━━━ MATERIAL FOR THIS TASK ━━━

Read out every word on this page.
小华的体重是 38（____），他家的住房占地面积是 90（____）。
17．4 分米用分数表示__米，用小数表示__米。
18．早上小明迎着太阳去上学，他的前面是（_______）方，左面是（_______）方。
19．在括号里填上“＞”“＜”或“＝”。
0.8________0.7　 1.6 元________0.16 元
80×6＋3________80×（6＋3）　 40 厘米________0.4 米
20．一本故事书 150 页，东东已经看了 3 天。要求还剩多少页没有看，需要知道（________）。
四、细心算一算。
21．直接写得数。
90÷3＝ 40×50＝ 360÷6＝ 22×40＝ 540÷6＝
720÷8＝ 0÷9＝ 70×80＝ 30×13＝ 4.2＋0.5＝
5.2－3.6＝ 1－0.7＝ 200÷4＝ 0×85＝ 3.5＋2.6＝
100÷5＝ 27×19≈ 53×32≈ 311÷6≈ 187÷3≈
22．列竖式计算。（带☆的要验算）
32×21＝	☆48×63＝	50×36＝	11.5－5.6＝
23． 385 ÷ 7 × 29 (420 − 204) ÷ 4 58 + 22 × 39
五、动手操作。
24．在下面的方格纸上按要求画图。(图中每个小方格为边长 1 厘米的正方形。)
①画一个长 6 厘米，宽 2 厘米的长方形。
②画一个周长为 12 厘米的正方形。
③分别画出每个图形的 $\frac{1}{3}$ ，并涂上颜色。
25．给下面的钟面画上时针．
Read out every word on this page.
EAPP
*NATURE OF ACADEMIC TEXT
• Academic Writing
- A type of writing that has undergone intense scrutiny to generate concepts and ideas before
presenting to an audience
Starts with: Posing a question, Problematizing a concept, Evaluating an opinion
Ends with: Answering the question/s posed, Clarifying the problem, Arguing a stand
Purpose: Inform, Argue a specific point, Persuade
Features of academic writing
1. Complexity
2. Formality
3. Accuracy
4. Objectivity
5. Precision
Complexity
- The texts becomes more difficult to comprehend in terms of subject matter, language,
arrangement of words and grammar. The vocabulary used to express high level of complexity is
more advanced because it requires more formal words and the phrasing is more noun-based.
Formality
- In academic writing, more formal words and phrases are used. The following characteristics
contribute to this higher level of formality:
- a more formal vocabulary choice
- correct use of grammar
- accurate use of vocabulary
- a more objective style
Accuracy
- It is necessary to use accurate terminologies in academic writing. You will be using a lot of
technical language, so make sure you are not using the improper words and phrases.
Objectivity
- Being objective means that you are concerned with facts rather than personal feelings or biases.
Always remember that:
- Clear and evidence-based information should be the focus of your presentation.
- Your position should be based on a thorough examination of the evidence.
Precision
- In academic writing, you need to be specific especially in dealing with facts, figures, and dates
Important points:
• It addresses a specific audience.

━━━

- [GIVEN INSTRUCTION] Write out the entries above word for word.

- [SOLUTION FOR THIS TASK]
Read out every word on this page.
小华的体重是 38（____），他家的住房占地面积是 90（____）。
17．4 分米用分数表示__米，用小数表示__米。
18．早上小明迎着太阳去上学，他的前面是（_______）方，左面是（_______）方。
19．在括号里填上“＞”“＜”或“＝”。
0.8________0.7　 1.6 元________0.16 元
80×6＋3________80×（6＋3）　 40 厘米________0.4 米
20．一本故事书 150 页，东东已经看了 3 天。要求还剩多少页没有看，需要知道（________）。
四、细心算一算。
21．直接写得数。
90÷3＝ 40×50＝ 360÷6＝ 22×40＝ 540÷6＝
720÷8＝ 0÷9＝ 70×80＝ 30×13＝ 4.2＋0.5＝
5.2－3.6＝ 1－0.7＝ 200÷4＝ 0×85＝ 3.5＋2.6＝
100÷5＝ 27×19≈ 53×32≈ 311÷6≈ 187÷3≈
22．列竖式计算。（带☆的要验算）
32×21＝	☆48×63＝	50×36＝	11.5－5.6＝
23． 385 ÷ 7 × 29 (420 − 204) ÷ 4 58 + 22 × 39
五、动手操作。
24．在下面的方格纸上按要求画图。(图中每个小方格为边长 1 厘米的正方形。)
①画一个长 6 厘米，宽 2 厘米的长方形。
②画一个周长为 12 厘米的正方形。
③分别画出每个图形的 $\frac{1}{3}$ ，并涂上颜色。
25．给下面的钟面画上时针．
Read out every word on this page.
EAPP
*NATURE OF ACADEMIC TEXT
• Academic Writing
- A type of writing that has undergone intense scrutiny to generate concepts and ideas before
presenting to an audience
Starts with: Posing a question, Problematizing a concept, Evaluating an opinion
Ends with: Answering the question/s posed, Clarifying the problem, Arguing a stand
Purpose: Inform, Argue a specific point, Persuade
Features of academic writing
1. Complexity
2. Formality
3. Accuracy
4. Objectivity
5. Precision
Complexity
- The texts becomes more difficult to comprehend in terms of subject matter, language,
arrangement of words and grammar. The vocabulary used to express high level of complexity is
more advanced because it requires more formal words and the phrasing is more noun-based.
Formality
- In academic writing, more formal words and phrases are used. The following characteristics
contribute to this higher level of formality:
- a more formal vocabulary choice
- correct use of grammar
- accurate use of vocabulary
- a more objective style
Accuracy
- It is necessary to use accurate terminologies in academic writing. You will be using a lot of
technical language, so make sure you are not using the improper words and phrases.
Objectivity
- Being objective means that you are concerned with facts rather than personal feelings or biases.
Always remember that:
- Clear and evidence-based information should be the focus of your presentation.
- Your position should be based on a thorough examination of the evidence.
Precision
- In academic writing, you need to be specific especially in dealing with facts, figures, and dates
Important points:
• It addresses a specific audience.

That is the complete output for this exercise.